__INPUT DATA__:
________________________

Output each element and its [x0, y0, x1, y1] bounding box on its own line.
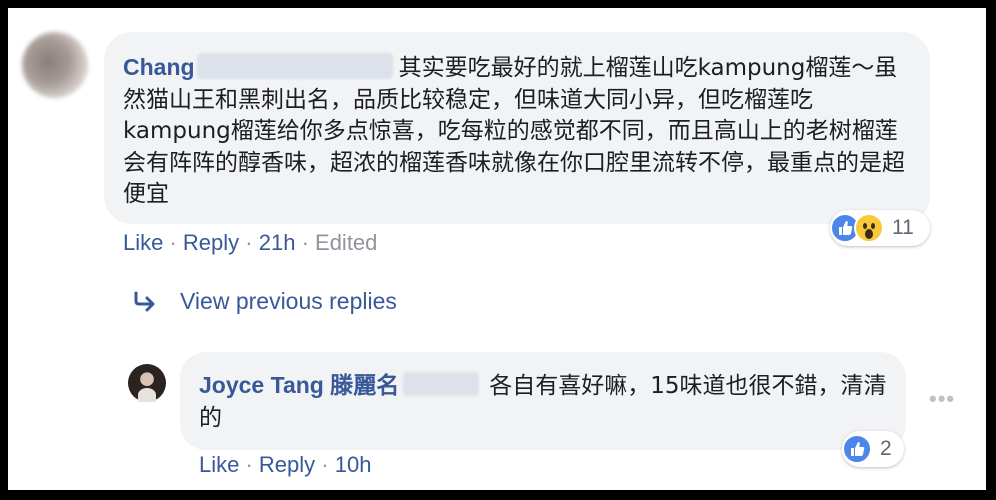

________________________

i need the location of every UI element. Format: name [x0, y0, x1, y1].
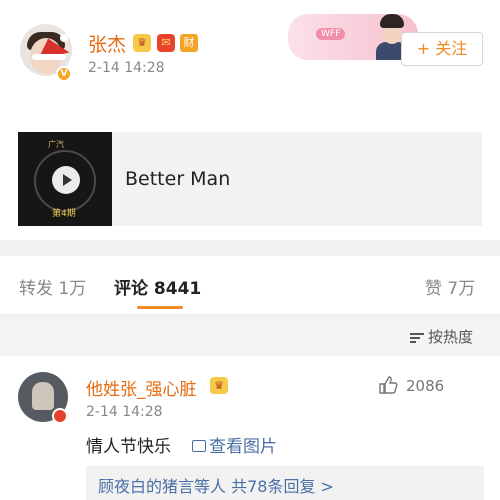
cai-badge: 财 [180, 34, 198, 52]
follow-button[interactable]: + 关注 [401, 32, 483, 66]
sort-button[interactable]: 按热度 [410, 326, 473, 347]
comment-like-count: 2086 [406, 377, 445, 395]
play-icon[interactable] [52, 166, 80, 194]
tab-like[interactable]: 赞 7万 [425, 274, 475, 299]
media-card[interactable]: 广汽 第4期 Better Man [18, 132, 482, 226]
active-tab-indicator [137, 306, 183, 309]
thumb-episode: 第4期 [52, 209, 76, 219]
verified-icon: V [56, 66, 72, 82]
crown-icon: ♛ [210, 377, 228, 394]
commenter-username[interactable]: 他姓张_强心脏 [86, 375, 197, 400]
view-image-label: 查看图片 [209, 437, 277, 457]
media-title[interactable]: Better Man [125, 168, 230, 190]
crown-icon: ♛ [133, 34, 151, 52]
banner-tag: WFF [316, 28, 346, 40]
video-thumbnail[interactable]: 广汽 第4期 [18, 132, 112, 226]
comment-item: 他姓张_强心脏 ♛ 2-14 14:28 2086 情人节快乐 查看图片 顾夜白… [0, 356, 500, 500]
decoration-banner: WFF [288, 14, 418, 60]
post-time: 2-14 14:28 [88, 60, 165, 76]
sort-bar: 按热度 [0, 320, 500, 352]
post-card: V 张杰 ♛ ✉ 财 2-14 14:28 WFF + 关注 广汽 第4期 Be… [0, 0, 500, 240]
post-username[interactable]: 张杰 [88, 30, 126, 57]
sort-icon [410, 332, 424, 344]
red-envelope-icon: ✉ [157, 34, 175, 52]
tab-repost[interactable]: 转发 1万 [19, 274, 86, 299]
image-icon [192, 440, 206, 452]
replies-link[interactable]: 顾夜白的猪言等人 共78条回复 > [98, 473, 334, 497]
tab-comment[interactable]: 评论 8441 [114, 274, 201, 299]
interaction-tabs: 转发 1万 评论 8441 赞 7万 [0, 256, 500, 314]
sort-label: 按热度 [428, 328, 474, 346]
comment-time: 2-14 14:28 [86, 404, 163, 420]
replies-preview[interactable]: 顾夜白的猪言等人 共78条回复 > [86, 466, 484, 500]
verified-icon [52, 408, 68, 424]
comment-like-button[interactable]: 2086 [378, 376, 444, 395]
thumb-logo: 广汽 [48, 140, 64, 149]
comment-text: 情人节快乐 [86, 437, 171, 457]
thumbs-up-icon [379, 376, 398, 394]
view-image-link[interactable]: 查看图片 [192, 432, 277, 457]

________________________

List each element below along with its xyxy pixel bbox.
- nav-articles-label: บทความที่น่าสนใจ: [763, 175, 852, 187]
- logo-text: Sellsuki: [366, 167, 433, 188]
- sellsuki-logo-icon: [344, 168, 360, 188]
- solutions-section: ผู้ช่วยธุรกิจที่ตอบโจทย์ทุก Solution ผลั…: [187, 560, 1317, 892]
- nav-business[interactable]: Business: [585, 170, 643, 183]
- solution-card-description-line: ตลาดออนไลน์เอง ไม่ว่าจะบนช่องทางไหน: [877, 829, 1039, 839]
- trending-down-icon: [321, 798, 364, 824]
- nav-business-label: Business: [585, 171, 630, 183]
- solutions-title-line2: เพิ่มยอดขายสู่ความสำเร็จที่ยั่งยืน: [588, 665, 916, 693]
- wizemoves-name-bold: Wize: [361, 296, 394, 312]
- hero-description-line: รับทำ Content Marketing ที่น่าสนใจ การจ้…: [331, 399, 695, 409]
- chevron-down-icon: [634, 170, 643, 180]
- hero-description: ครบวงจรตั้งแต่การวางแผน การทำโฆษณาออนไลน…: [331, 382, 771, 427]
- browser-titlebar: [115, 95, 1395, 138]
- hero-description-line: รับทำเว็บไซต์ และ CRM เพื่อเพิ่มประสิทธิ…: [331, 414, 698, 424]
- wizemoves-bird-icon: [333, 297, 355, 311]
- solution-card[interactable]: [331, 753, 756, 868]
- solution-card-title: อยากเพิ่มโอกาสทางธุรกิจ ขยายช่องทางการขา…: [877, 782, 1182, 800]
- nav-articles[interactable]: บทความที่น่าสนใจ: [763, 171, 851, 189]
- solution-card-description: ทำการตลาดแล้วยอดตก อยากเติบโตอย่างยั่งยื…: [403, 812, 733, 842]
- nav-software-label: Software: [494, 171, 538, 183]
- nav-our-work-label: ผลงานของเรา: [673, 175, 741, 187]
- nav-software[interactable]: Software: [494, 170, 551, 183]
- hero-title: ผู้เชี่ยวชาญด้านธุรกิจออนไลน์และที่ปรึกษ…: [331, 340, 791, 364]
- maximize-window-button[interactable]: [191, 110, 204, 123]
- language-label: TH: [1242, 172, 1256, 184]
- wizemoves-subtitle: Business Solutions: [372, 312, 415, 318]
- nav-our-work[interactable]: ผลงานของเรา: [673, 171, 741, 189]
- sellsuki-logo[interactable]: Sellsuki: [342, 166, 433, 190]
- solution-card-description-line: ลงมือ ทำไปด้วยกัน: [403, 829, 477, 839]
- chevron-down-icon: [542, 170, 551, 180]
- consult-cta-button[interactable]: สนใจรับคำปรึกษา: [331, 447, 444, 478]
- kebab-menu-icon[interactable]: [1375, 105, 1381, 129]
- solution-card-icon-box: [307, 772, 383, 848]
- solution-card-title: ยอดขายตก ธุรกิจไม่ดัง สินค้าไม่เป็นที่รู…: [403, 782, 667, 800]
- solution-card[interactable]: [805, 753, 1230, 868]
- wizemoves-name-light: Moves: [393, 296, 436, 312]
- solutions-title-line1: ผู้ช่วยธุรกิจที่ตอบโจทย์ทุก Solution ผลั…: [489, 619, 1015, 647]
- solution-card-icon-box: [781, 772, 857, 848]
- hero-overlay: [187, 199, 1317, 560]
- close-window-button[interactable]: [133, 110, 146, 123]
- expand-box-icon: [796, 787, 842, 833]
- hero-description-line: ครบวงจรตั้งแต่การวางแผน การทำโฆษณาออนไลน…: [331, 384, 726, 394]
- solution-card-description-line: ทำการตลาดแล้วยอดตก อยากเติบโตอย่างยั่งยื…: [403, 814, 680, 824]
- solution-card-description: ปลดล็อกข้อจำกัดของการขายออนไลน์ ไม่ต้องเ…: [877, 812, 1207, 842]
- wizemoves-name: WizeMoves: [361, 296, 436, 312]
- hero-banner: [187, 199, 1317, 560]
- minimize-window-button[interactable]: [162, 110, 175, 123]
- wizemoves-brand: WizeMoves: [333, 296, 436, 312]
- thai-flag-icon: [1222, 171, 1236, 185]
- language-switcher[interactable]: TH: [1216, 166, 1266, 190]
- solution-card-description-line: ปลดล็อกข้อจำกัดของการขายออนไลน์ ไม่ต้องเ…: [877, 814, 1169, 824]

________________________

__EXERCISE PROMPT__:
Convert the stretch of the listing from the line containing "i need the location" through the line containing "tab-like[interactable]: 赞 7万" into a two-column CSV headed input and output, giving one row for each text and its answer, with each placed in a single quoted field and line breaks replaced by spaces. Leave the pictures out.

__RESULT BELOW__:
input,output
"i need the location of every UI element. Format: name [x0, y0, x1, y1].","cai-badge: 财 [180, 34, 198, 52] follow-button[interactable]: + 关注 [401, 32, 483, 66] sort-button[interactable]: 按热度 [410, 326, 473, 347] comment-like-count: 2086 [406, 377, 445, 395] play-icon[interactable] [52, 166, 80, 194] tab-like[interactable]: 赞 7万 [425, 274, 475, 299]"